## GIVEN INSTRUCTION
Identify all lines in the data containing the string "code". Copy them out.

===== DATASET ENTRIES

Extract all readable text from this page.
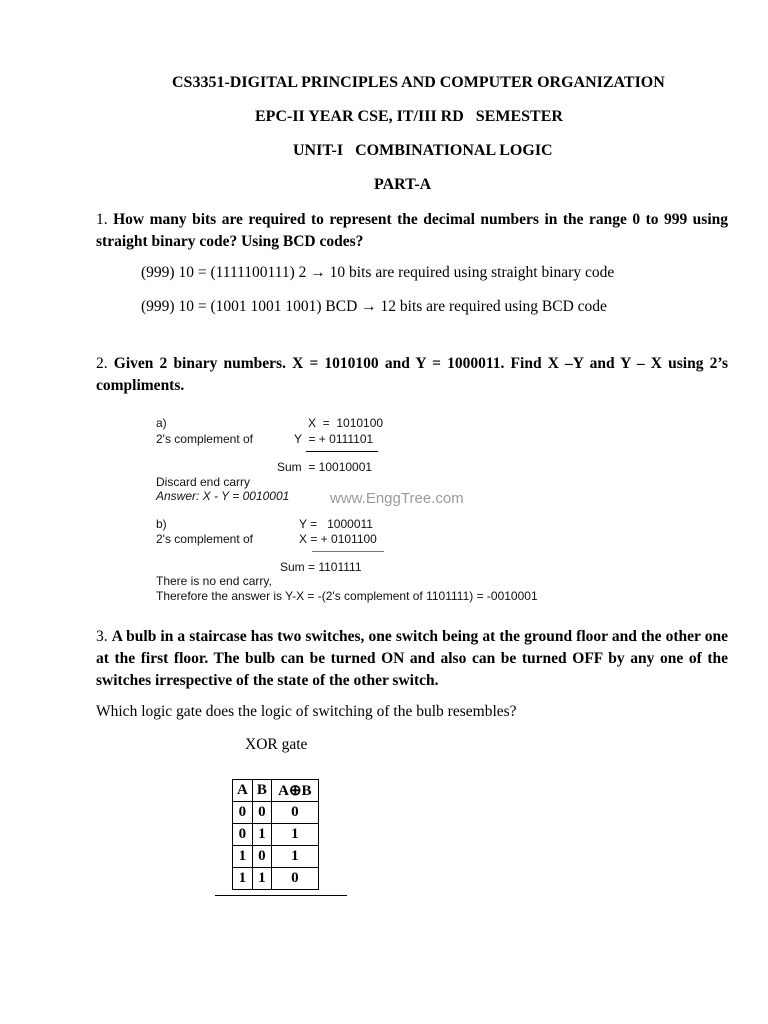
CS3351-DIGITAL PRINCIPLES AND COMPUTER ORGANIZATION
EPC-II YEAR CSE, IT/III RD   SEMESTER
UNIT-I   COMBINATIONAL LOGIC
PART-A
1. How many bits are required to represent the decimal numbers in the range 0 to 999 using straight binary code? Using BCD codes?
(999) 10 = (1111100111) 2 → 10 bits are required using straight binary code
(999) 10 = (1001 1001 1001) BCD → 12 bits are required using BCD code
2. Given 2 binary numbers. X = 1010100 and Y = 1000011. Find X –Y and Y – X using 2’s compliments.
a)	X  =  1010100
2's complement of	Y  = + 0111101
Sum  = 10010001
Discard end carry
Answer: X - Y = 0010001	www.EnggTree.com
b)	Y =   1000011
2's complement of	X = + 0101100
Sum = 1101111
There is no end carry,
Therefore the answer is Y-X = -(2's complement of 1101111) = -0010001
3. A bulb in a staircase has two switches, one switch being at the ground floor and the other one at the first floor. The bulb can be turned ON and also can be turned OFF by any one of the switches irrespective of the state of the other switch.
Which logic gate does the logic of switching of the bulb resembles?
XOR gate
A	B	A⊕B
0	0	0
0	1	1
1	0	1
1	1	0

==========

## REPLY TO THE TASK
1. How many bits are required to represent the decimal numbers in the range 0 to 999 using straight binary code? Using BCD codes?
(999) 10 = (1111100111) 2 → 10 bits are required using straight binary code
(999) 10 = (1001 1001 1001) BCD → 12 bits are required using BCD code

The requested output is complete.